Show all lines that include the string "получивших"; copy each one.

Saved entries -
######

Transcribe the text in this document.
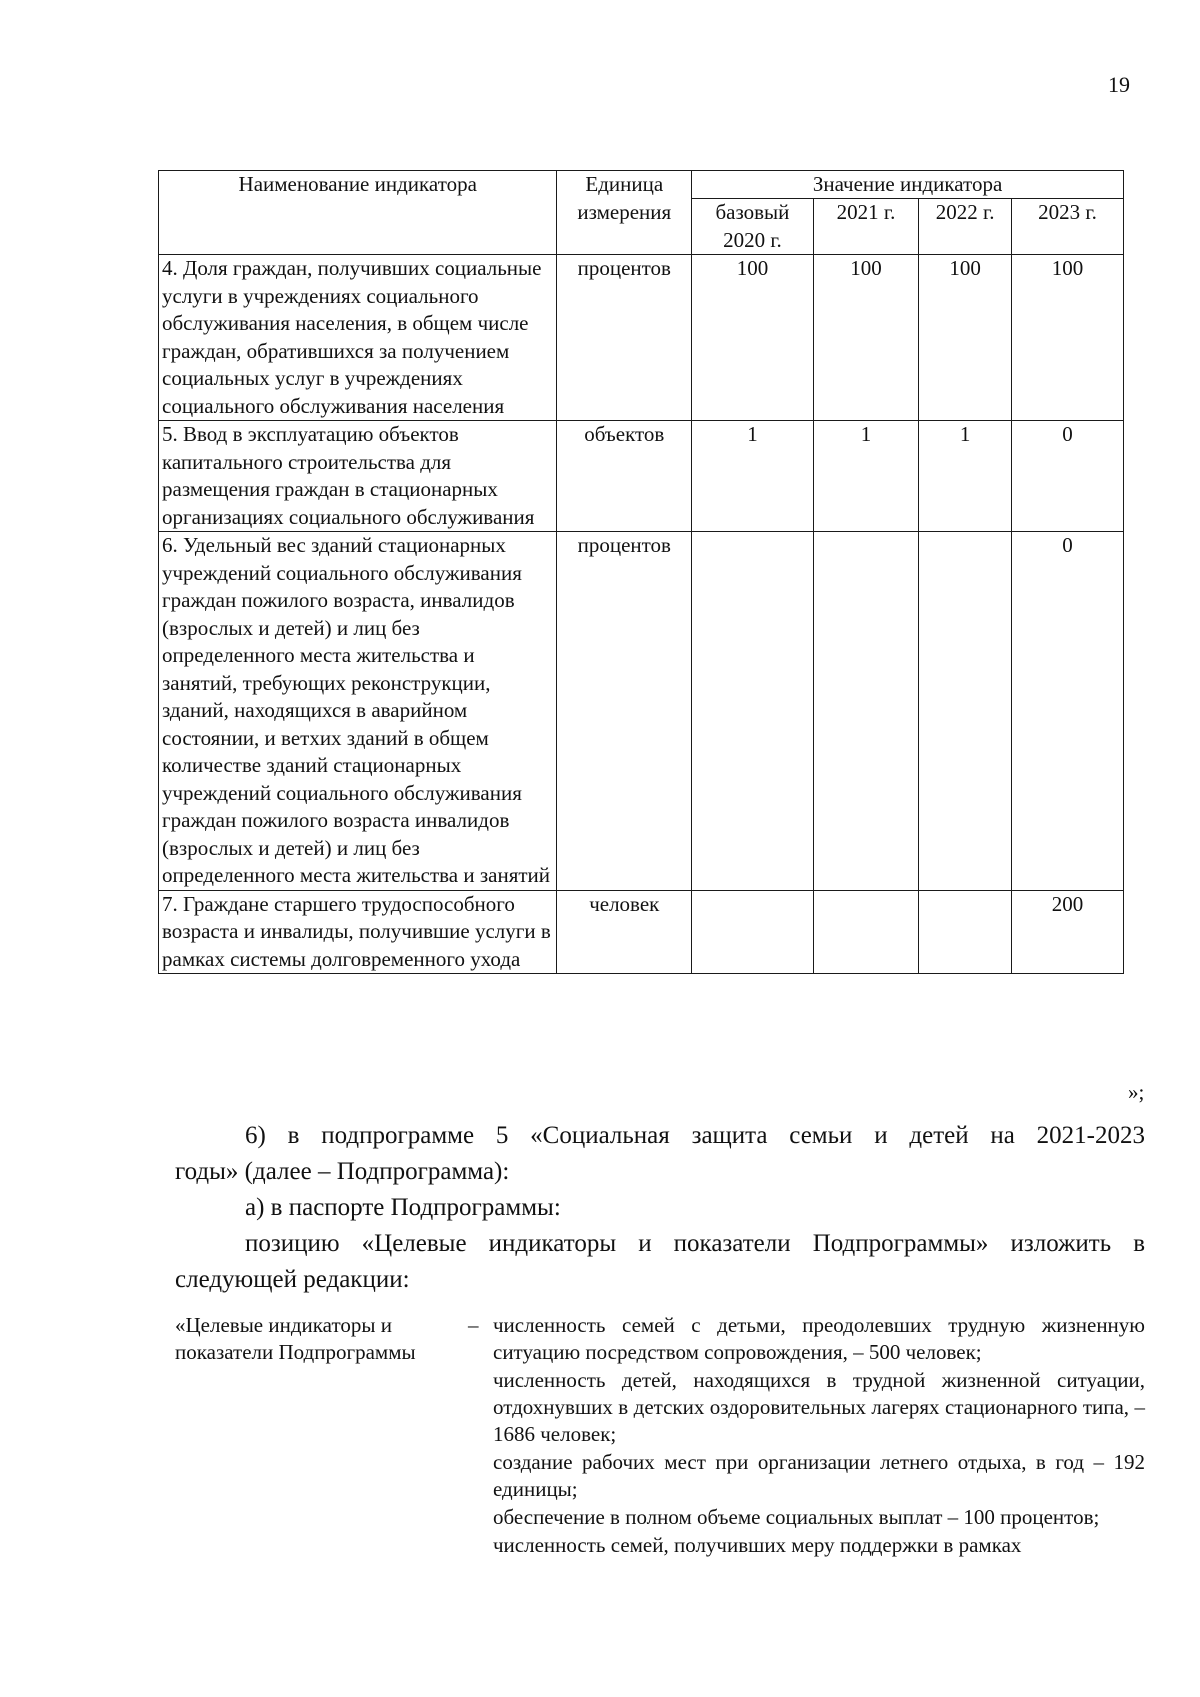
19
Наименование индикатора	Единица измерения	Значение индикатора			
		базовый 2020 г.	2021 г.	2022 г.	2023 г.
4. Доля граждан, получивших социальные услуги в учреждениях социального обслуживания населения, в общем числе граждан, обратившихся за получением социальных услуг в учреждениях социального обслуживания населения	процентов	100	100	100	100
5. Ввод в эксплуатацию объектов капитального строительства для размещения граждан в стационарных организациях социального обслуживания	объектов	1	1	1	0
6. Удельный вес зданий стационарных учреждений социального обслуживания граждан пожилого возраста, инвалидов (взрослых и детей) и лиц без определенного места жительства и занятий, требующих реконструкции, зданий, находящихся в аварийном состоянии, и ветхих зданий в общем количестве зданий стационарных учреждений социального обслуживания граждан пожилого возраста инвалидов (взрослых и детей) и лиц без определенного места жительства и занятий	процентов				0
7. Граждане старшего трудоспособного возраста и инвалиды, получившие услуги в рамках системы долговременного ухода	человек				200
»;
6) в подпрограмме 5 «Социальная защита семьи и детей на 2021-2023
годы» (далее – Подпрограмма):
а) в паспорте Подпрограммы:
позицию «Целевые индикаторы и показатели Подпрограммы» изложить в
следующей редакции:
«Целевые индикаторы и показатели Подпрограммы
– численность семей с детьми, преодолевших трудную жизненную ситуацию посредством сопровождения, – 500 человек;
численность детей, находящихся в трудной жизненной ситуации, отдохнувших в детских оздоровительных лагерях стационарного типа, – 1686 человек;
создание рабочих мест при организации летнего отдыха, в год – 192 единицы;
обеспечение в полном объеме социальных выплат – 100 процентов;
численность семей, получивших меру поддержки в рамках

######

Solved exercise -
4. Доля граждан, получивших социальные услуги в учреждениях социального обслуживания населения, в общем числе граждан, обратившихся за получением социальных услуг в учреждениях социального обслуживания населения	процентов	100	100	100	100
численность семей, получивших меру поддержки в рамках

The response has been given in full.